- **What you need to do**:
Where a line contains the word "this", copy that line in full.

====== Data records ======

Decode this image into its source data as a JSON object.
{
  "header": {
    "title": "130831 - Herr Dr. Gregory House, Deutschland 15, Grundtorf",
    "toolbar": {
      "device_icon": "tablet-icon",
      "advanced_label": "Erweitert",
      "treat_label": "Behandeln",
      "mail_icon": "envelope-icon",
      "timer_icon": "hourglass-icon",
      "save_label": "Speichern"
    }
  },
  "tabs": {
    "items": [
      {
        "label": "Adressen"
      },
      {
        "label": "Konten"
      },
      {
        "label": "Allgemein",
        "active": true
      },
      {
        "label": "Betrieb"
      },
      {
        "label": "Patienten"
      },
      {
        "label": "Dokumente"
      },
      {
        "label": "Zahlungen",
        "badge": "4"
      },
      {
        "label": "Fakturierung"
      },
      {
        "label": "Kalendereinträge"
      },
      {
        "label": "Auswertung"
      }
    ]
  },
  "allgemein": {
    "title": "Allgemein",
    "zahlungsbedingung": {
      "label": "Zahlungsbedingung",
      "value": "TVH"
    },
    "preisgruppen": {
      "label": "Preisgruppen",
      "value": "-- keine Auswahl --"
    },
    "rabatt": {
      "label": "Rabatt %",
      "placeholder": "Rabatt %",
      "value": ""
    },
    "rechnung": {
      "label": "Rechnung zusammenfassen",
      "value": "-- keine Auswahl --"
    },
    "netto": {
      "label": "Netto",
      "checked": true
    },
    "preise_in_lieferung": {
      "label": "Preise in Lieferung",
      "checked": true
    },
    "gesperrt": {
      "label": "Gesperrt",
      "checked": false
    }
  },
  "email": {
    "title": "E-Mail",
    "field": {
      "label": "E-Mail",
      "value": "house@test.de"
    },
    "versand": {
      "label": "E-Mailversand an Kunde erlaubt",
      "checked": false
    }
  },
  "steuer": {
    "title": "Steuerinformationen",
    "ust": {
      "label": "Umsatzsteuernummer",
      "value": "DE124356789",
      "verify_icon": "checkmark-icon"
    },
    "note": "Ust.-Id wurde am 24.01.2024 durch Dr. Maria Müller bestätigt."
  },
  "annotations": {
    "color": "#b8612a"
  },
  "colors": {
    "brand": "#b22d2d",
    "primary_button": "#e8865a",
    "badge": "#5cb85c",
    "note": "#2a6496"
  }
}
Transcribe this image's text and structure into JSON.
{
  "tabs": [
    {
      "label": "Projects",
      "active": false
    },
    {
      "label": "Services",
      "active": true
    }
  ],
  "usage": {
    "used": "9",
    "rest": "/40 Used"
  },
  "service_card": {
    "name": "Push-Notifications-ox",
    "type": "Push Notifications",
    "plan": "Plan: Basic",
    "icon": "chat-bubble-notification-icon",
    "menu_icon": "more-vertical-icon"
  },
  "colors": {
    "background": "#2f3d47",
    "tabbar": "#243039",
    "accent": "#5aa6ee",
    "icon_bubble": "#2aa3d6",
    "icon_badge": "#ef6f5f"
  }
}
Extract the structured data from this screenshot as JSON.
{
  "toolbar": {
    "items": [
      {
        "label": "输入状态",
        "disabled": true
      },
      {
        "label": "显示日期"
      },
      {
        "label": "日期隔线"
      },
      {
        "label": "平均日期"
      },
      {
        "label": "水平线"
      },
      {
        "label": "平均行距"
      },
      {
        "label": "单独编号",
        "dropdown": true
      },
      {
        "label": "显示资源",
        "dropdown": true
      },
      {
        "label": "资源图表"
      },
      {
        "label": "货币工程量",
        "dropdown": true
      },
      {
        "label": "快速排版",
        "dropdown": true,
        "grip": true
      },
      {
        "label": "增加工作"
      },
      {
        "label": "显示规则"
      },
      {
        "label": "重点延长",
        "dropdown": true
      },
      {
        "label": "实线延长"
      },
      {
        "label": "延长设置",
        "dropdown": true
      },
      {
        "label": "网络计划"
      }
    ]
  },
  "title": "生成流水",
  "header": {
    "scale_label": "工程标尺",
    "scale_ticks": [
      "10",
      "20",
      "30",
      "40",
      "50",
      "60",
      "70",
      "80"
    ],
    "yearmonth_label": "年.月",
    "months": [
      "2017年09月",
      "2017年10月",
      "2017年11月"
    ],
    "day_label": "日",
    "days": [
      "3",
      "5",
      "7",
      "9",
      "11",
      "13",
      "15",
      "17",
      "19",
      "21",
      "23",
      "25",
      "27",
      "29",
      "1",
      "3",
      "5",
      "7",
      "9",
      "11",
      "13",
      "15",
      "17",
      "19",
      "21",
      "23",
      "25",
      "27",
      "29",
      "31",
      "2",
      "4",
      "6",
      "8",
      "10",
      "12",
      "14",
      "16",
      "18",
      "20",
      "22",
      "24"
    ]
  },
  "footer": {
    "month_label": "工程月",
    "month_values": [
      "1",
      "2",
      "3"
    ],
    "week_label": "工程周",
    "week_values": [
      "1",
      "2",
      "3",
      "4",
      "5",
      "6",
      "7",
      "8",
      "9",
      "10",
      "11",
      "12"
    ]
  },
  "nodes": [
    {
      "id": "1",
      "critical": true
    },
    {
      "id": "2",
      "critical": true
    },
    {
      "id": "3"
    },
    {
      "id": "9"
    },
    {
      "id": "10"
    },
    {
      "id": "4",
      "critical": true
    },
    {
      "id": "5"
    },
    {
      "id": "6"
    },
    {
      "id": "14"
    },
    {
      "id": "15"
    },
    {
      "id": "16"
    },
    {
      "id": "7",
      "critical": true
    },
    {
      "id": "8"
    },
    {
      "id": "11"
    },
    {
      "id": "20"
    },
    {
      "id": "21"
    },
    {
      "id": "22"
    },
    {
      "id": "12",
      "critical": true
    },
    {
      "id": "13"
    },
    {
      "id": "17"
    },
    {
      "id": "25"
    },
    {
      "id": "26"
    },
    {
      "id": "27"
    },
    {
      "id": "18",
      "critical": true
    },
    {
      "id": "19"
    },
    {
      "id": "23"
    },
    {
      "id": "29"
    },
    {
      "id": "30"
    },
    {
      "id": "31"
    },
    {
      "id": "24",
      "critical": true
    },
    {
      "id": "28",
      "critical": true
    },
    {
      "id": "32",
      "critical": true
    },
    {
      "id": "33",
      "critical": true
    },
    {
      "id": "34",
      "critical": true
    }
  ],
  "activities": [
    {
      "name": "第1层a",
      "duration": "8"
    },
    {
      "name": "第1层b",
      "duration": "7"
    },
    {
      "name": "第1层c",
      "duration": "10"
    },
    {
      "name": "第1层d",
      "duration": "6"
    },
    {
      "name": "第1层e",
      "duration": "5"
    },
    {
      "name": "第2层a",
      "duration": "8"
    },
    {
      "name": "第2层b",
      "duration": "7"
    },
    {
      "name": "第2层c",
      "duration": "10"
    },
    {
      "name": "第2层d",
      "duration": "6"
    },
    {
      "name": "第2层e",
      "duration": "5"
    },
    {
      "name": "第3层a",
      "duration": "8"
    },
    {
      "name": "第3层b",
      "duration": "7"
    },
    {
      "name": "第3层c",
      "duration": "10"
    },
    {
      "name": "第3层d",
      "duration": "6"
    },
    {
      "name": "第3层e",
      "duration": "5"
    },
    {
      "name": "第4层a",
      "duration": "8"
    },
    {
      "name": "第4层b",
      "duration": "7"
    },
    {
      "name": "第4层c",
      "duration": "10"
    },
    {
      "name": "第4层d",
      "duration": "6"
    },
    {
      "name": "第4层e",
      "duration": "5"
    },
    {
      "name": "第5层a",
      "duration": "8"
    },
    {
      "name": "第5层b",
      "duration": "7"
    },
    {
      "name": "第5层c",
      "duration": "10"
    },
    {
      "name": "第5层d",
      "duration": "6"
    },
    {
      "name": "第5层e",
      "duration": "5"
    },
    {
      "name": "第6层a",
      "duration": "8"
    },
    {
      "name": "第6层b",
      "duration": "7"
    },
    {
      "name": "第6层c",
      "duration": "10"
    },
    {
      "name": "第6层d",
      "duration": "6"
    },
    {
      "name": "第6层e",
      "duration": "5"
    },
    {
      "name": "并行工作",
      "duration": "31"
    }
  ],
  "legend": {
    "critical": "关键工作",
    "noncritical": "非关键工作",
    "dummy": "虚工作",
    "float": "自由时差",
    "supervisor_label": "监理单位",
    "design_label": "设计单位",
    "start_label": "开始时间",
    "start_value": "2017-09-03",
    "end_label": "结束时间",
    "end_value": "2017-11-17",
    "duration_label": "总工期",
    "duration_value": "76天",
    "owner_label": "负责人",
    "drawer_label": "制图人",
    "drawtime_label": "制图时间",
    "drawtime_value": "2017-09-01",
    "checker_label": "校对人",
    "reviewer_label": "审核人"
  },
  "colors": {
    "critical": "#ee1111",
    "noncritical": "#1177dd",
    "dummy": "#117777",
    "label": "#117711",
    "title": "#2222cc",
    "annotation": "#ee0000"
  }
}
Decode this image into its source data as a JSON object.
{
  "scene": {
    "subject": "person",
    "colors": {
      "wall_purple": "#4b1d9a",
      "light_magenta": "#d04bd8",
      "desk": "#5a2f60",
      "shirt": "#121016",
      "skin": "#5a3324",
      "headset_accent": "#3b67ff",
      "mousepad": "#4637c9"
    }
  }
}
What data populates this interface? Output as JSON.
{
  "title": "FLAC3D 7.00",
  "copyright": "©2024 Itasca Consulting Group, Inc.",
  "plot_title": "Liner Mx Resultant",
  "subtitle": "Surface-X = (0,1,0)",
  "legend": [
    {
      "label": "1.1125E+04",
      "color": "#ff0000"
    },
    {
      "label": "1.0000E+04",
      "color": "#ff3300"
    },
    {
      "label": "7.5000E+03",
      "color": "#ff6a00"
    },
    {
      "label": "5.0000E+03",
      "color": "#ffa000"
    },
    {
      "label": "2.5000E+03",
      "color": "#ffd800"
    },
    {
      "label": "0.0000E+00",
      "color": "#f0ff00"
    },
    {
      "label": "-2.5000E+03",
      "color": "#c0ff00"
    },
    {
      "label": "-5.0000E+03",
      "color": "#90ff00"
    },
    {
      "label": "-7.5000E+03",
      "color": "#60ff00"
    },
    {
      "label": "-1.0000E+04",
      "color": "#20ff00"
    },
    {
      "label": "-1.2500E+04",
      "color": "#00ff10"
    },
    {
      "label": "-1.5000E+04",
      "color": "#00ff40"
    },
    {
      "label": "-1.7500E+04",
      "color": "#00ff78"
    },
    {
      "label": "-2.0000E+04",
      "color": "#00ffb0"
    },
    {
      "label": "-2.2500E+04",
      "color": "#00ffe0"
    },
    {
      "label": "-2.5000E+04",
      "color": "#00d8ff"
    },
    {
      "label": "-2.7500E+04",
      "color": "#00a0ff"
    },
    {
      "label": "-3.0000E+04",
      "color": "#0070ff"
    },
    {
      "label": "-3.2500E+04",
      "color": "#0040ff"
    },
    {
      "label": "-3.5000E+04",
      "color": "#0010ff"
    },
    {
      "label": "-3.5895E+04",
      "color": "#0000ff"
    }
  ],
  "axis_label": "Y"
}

======

- **Problem solution**:
Decode this image into its source data as a JSON object.
Transcribe this image's text and structure into JSON.
Extract the structured data from this screenshot as JSON.
Decode this image into its source data as a JSON object.
What data populates this interface? Output as JSON.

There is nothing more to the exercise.